Please copy the records below word for word, from their first line through the line holding "6, 1060, 20]", both included.

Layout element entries
## BEGIN

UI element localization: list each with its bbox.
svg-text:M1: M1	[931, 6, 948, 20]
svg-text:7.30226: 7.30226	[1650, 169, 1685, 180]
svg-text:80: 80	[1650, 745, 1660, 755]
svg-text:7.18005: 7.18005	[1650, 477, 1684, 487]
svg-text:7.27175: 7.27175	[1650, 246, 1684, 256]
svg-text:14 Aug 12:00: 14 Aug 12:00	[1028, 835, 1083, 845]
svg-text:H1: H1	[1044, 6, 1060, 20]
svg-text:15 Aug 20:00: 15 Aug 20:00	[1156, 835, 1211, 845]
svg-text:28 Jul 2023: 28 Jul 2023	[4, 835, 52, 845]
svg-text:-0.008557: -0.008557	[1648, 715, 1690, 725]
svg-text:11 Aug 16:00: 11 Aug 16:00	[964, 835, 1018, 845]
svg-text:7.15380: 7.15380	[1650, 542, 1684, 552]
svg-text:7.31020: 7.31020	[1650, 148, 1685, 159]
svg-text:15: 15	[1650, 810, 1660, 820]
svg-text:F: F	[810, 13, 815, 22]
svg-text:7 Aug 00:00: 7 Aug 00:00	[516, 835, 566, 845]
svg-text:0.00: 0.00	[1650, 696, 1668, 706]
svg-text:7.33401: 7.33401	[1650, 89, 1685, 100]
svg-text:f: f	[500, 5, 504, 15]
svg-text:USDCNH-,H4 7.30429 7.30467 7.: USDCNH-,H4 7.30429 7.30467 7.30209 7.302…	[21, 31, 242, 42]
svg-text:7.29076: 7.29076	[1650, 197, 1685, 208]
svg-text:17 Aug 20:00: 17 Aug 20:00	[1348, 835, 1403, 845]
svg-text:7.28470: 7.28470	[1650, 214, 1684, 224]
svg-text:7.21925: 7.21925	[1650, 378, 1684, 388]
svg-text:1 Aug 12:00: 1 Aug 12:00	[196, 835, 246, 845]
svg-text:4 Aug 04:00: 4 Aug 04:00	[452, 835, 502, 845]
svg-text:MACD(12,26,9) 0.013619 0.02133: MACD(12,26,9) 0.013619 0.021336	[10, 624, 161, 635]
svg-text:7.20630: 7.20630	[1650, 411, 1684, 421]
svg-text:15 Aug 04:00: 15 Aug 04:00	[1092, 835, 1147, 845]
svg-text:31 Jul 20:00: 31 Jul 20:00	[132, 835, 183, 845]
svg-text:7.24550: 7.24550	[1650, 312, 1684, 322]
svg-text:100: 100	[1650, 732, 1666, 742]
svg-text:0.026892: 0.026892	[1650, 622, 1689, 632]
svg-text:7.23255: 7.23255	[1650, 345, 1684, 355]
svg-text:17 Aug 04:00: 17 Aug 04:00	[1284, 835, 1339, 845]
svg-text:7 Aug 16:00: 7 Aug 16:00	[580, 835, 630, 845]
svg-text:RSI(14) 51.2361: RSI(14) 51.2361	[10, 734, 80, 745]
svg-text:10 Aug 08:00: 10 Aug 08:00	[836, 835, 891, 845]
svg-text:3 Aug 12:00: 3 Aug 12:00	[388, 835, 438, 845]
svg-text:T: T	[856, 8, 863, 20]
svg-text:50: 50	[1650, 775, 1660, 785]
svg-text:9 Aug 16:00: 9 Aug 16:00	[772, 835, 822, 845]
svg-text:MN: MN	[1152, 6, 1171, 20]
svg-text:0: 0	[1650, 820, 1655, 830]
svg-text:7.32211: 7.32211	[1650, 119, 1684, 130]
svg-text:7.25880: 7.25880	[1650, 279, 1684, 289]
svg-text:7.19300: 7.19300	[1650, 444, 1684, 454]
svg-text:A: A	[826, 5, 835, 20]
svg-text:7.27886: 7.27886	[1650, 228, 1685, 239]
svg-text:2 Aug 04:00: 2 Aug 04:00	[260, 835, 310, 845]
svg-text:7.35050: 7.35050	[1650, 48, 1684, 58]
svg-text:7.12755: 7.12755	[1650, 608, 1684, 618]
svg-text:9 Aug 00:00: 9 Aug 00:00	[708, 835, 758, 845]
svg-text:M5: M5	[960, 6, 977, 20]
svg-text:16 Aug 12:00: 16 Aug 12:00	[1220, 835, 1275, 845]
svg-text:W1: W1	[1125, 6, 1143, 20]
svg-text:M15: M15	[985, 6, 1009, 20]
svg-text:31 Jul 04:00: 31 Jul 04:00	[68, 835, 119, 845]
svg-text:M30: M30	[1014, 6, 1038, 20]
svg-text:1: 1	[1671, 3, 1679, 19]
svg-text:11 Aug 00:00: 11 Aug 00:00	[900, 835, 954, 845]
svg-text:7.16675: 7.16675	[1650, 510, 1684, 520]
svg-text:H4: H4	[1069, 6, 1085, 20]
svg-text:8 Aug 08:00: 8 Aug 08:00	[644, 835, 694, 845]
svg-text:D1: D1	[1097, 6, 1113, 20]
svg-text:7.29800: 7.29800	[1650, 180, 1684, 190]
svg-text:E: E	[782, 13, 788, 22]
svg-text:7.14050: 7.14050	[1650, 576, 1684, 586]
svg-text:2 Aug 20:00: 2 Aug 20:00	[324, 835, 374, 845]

## END

_Reply to the exercise:_
UI element localization: list each with its bbox.
svg-text:M1: M1	[931, 6, 948, 20]
svg-text:7.30226: 7.30226	[1650, 169, 1685, 180]
svg-text:80: 80	[1650, 745, 1660, 755]
svg-text:7.18005: 7.18005	[1650, 477, 1684, 487]
svg-text:7.27175: 7.27175	[1650, 246, 1684, 256]
svg-text:14 Aug 12:00: 14 Aug 12:00	[1028, 835, 1083, 845]
svg-text:H1: H1	[1044, 6, 1060, 20]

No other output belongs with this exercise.